┌─ Records for processing

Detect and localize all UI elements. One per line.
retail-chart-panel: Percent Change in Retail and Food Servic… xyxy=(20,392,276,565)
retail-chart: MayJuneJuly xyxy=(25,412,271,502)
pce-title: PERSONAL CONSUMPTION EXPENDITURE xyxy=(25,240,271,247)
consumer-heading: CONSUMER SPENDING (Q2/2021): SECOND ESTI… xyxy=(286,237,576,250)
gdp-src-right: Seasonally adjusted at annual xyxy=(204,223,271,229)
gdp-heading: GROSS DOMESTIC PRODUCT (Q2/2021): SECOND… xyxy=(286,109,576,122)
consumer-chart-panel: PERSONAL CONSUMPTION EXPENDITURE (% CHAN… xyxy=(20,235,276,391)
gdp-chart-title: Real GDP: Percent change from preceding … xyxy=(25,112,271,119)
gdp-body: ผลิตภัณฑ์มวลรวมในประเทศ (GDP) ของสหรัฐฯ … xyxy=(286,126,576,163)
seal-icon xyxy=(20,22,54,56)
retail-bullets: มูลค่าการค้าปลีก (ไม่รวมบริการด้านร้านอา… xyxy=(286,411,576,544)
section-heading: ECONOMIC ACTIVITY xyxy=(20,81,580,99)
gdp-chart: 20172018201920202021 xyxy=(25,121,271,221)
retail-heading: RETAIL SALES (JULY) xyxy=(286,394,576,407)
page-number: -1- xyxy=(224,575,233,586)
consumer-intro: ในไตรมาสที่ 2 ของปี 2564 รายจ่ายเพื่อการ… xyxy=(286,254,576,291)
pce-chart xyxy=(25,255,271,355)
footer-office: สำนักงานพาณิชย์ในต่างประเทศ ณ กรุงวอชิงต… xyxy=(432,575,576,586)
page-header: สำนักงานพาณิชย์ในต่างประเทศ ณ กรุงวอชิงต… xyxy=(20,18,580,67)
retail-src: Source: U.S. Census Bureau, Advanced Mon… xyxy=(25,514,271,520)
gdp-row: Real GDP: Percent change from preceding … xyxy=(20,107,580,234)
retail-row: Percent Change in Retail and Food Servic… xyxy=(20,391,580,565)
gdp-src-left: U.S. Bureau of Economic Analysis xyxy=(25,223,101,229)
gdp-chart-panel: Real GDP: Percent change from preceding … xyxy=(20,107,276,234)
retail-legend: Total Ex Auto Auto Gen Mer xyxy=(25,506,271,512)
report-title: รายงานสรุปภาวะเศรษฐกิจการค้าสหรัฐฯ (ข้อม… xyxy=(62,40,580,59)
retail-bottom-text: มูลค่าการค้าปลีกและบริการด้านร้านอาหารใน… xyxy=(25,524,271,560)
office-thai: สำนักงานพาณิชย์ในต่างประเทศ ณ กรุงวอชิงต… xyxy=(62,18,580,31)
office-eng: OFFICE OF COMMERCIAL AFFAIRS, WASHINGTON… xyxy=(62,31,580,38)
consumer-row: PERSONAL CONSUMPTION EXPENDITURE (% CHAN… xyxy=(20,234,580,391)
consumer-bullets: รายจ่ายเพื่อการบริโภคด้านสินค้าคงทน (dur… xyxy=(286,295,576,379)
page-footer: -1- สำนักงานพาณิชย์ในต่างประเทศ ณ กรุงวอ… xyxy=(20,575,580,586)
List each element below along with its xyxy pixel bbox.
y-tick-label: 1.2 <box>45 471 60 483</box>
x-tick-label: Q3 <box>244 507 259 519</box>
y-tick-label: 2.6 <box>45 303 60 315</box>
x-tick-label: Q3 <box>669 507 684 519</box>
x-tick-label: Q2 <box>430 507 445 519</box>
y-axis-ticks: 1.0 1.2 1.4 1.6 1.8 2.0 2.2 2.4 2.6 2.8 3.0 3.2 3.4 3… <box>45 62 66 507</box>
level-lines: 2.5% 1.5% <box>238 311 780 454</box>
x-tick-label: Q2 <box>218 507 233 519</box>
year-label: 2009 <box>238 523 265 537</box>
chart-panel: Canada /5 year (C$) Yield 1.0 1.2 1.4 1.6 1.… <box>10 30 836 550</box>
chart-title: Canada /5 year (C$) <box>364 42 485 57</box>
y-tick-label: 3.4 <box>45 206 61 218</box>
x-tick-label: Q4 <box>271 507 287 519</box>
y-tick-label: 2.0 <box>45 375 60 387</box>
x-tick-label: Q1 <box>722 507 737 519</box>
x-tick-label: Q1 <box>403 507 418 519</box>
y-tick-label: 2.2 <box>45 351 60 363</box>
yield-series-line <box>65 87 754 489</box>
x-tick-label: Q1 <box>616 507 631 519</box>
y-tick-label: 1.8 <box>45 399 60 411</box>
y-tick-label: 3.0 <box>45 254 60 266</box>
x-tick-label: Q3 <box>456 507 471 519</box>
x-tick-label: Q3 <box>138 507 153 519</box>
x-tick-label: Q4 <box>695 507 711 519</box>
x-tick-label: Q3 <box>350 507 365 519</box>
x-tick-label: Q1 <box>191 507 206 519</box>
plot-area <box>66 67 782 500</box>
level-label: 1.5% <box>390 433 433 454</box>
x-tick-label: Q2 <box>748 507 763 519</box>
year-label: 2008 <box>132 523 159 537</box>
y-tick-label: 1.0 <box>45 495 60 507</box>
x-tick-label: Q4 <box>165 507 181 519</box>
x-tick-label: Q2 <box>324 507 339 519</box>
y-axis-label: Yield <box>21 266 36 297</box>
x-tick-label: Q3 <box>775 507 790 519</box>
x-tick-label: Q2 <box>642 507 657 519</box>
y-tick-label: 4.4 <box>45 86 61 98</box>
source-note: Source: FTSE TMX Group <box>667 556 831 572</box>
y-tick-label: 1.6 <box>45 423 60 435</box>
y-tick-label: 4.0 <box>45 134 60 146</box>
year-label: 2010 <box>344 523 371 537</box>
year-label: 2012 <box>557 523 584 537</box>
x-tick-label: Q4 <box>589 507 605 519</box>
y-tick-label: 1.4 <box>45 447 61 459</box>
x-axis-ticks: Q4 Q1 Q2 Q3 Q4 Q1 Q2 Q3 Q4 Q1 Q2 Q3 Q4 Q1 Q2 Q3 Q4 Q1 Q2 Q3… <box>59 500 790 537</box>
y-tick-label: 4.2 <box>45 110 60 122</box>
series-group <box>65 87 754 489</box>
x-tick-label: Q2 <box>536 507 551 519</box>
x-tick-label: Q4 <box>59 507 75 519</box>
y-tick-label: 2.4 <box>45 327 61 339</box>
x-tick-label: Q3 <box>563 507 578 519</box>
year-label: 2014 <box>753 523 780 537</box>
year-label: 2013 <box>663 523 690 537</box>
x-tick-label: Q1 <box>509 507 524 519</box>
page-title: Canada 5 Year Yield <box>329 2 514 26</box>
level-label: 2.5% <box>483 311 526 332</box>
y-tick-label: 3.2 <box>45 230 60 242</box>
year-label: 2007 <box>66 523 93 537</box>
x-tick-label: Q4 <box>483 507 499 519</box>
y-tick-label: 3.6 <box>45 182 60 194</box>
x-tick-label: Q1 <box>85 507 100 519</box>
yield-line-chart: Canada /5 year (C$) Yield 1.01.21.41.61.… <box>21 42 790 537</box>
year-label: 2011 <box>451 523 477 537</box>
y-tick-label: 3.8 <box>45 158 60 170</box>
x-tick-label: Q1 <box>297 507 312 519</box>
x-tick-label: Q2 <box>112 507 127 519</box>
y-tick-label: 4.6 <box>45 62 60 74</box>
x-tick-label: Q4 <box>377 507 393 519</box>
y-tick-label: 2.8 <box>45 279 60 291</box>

└─

Reproduce every line of the material above without any change.

Finished answer —
Detect and localize all UI elements. One per line.
retail-chart-panel: Percent Change in Retail and Food Servic… xyxy=(20,392,276,565)
retail-chart: MayJuneJuly xyxy=(25,412,271,502)
pce-title: PERSONAL CONSUMPTION EXPENDITURE xyxy=(25,240,271,247)
consumer-heading: CONSUMER SPENDING (Q2/2021): SECOND ESTI… xyxy=(286,237,576,250)
gdp-src-right: Seasonally adjusted at annual xyxy=(204,223,271,229)
gdp-heading: GROSS DOMESTIC PRODUCT (Q2/2021): SECOND… xyxy=(286,109,576,122)
consumer-chart-panel: PERSONAL CONSUMPTION EXPENDITURE (% CHAN… xyxy=(20,235,276,391)
gdp-chart-title: Real GDP: Percent change from preceding … xyxy=(25,112,271,119)
gdp-body: ผลิตภัณฑ์มวลรวมในประเทศ (GDP) ของสหรัฐฯ … xyxy=(286,126,576,163)
seal-icon xyxy=(20,22,54,56)
retail-bullets: มูลค่าการค้าปลีก (ไม่รวมบริการด้านร้านอา… xyxy=(286,411,576,544)
section-heading: ECONOMIC ACTIVITY xyxy=(20,81,580,99)
gdp-chart: 20172018201920202021 xyxy=(25,121,271,221)
retail-heading: RETAIL SALES (JULY) xyxy=(286,394,576,407)
page-number: -1- xyxy=(224,575,233,586)
consumer-intro: ในไตรมาสที่ 2 ของปี 2564 รายจ่ายเพื่อการ… xyxy=(286,254,576,291)
pce-chart xyxy=(25,255,271,355)
footer-office: สำนักงานพาณิชย์ในต่างประเทศ ณ กรุงวอชิงต… xyxy=(432,575,576,586)
page-header: สำนักงานพาณิชย์ในต่างประเทศ ณ กรุงวอชิงต… xyxy=(20,18,580,67)
retail-src: Source: U.S. Census Bureau, Advanced Mon… xyxy=(25,514,271,520)
gdp-row: Real GDP: Percent change from preceding … xyxy=(20,107,580,234)
retail-row: Percent Change in Retail and Food Servic… xyxy=(20,391,580,565)
gdp-src-left: U.S. Bureau of Economic Analysis xyxy=(25,223,101,229)
gdp-chart-panel: Real GDP: Percent change from preceding … xyxy=(20,107,276,234)
retail-legend: Total Ex Auto Auto Gen Mer xyxy=(25,506,271,512)
report-title: รายงานสรุปภาวะเศรษฐกิจการค้าสหรัฐฯ (ข้อม… xyxy=(62,40,580,59)
retail-bottom-text: มูลค่าการค้าปลีกและบริการด้านร้านอาหารใน… xyxy=(25,524,271,560)
office-thai: สำนักงานพาณิชย์ในต่างประเทศ ณ กรุงวอชิงต… xyxy=(62,18,580,31)
office-eng: OFFICE OF COMMERCIAL AFFAIRS, WASHINGTON… xyxy=(62,31,580,38)
consumer-row: PERSONAL CONSUMPTION EXPENDITURE (% CHAN… xyxy=(20,234,580,391)
consumer-bullets: รายจ่ายเพื่อการบริโภคด้านสินค้าคงทน (dur… xyxy=(286,295,576,379)
page-footer: -1- สำนักงานพาณิชย์ในต่างประเทศ ณ กรุงวอ… xyxy=(20,575,580,586)
List each element below along with its xyxy pixel bbox.
y-tick-label: 1.2 <box>45 471 60 483</box>
x-tick-label: Q3 <box>244 507 259 519</box>
y-tick-label: 2.6 <box>45 303 60 315</box>
x-tick-label: Q3 <box>669 507 684 519</box>
x-tick-label: Q2 <box>430 507 445 519</box>
y-axis-ticks: 1.0 1.2 1.4 1.6 1.8 2.0 2.2 2.4 2.6 2.8 3.0 3.2 3.4 3… <box>45 62 66 507</box>
level-lines: 2.5% 1.5% <box>238 311 780 454</box>
x-tick-label: Q2 <box>218 507 233 519</box>
year-label: 2009 <box>238 523 265 537</box>
chart-panel: Canada /5 year (C$) Yield 1.0 1.2 1.4 1.6 1.… <box>10 30 836 550</box>
chart-title: Canada /5 year (C$) <box>364 42 485 57</box>
y-tick-label: 3.4 <box>45 206 61 218</box>
x-tick-label: Q4 <box>271 507 287 519</box>
y-tick-label: 2.0 <box>45 375 60 387</box>
x-tick-label: Q1 <box>722 507 737 519</box>
x-tick-label: Q1 <box>403 507 418 519</box>
y-tick-label: 2.2 <box>45 351 60 363</box>
yield-series-line <box>65 87 754 489</box>
x-tick-label: Q1 <box>616 507 631 519</box>
y-tick-label: 1.8 <box>45 399 60 411</box>
y-tick-label: 3.0 <box>45 254 60 266</box>
x-tick-label: Q3 <box>456 507 471 519</box>
x-tick-label: Q3 <box>138 507 153 519</box>
x-tick-label: Q4 <box>695 507 711 519</box>
x-tick-label: Q3 <box>350 507 365 519</box>
x-tick-label: Q1 <box>191 507 206 519</box>
plot-area <box>66 67 782 500</box>
level-label: 1.5% <box>390 433 433 454</box>
x-tick-label: Q2 <box>748 507 763 519</box>
year-label: 2008 <box>132 523 159 537</box>
y-tick-label: 1.0 <box>45 495 60 507</box>
x-tick-label: Q4 <box>165 507 181 519</box>
x-tick-label: Q2 <box>324 507 339 519</box>
y-axis-label: Yield <box>21 266 36 297</box>
x-tick-label: Q3 <box>775 507 790 519</box>
x-tick-label: Q2 <box>642 507 657 519</box>
y-tick-label: 4.4 <box>45 86 61 98</box>
source-note: Source: FTSE TMX Group <box>667 556 831 572</box>
y-tick-label: 1.6 <box>45 423 60 435</box>
y-tick-label: 4.0 <box>45 134 60 146</box>
year-label: 2010 <box>344 523 371 537</box>
year-label: 2012 <box>557 523 584 537</box>
x-tick-label: Q4 <box>589 507 605 519</box>
y-tick-label: 1.4 <box>45 447 61 459</box>
x-axis-ticks: Q4 Q1 Q2 Q3 Q4 Q1 Q2 Q3 Q4 Q1 Q2 Q3 Q4 Q1 Q2 Q3 Q4 Q1 Q2 Q3… <box>59 500 790 537</box>
y-tick-label: 4.2 <box>45 110 60 122</box>
series-group <box>65 87 754 489</box>
x-tick-label: Q2 <box>536 507 551 519</box>
x-tick-label: Q4 <box>59 507 75 519</box>
y-tick-label: 2.4 <box>45 327 61 339</box>
x-tick-label: Q3 <box>563 507 578 519</box>
year-label: 2014 <box>753 523 780 537</box>
year-label: 2013 <box>663 523 690 537</box>
x-tick-label: Q1 <box>509 507 524 519</box>
page-title: Canada 5 Year Yield <box>329 2 514 26</box>
level-label: 2.5% <box>483 311 526 332</box>
y-tick-label: 3.2 <box>45 230 60 242</box>
year-label: 2007 <box>66 523 93 537</box>
x-tick-label: Q4 <box>483 507 499 519</box>
y-tick-label: 3.6 <box>45 182 60 194</box>
x-tick-label: Q1 <box>85 507 100 519</box>
yield-line-chart: Canada /5 year (C$) Yield 1.01.21.41.61.… <box>21 42 790 537</box>
year-label: 2011 <box>451 523 477 537</box>
y-tick-label: 3.8 <box>45 158 60 170</box>
x-tick-label: Q1 <box>297 507 312 519</box>
x-tick-label: Q2 <box>112 507 127 519</box>
y-tick-label: 4.6 <box>45 62 60 74</box>
x-tick-label: Q4 <box>377 507 393 519</box>
y-tick-label: 2.8 <box>45 279 60 291</box>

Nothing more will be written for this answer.